Data entries
■ ■ ■ ■ ■

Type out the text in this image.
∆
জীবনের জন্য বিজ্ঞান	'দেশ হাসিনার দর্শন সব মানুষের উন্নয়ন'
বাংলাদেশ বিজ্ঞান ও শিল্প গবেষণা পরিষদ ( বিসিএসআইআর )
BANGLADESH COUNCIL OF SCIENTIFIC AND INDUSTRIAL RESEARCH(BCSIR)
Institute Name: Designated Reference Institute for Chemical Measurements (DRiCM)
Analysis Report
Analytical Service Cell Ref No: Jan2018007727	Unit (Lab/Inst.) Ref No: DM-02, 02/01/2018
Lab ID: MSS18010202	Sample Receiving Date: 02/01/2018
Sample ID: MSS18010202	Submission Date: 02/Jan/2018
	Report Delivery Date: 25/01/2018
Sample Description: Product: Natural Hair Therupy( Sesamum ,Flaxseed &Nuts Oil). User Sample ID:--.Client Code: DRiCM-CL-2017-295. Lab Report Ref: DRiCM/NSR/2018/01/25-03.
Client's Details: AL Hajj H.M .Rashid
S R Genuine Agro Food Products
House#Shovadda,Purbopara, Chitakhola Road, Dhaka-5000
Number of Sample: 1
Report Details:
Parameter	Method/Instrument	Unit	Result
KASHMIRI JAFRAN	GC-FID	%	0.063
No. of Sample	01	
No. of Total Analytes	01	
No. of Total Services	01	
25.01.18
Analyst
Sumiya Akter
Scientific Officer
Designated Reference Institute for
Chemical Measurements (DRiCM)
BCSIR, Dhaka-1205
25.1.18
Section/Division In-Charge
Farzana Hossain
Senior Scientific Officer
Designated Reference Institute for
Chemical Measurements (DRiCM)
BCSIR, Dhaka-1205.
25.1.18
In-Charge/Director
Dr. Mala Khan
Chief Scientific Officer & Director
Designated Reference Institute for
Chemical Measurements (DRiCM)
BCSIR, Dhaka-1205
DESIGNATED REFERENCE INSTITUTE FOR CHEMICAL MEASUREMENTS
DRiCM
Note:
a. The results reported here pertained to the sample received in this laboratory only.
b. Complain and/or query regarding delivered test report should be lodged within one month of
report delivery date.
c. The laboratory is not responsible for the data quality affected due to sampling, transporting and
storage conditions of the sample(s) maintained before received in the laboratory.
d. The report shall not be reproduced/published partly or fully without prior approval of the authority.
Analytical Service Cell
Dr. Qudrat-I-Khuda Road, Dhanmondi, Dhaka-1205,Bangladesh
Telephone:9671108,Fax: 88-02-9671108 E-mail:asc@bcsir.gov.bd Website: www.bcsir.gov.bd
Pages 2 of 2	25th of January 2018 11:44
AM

■ ■ ■ ■ ■

Aim
Copy all lines from the material that hold "Client".

Answer for the task
Sample Description: Product: Natural Hair Therupy( Sesamum ,Flaxseed &Nuts Oil). User Sample ID:--.Client Code: DRiCM-CL-2017-295. Lab Report Ref: DRiCM/NSR/2018/01/25-03.
Client's Details: AL Hajj H.M .Rashid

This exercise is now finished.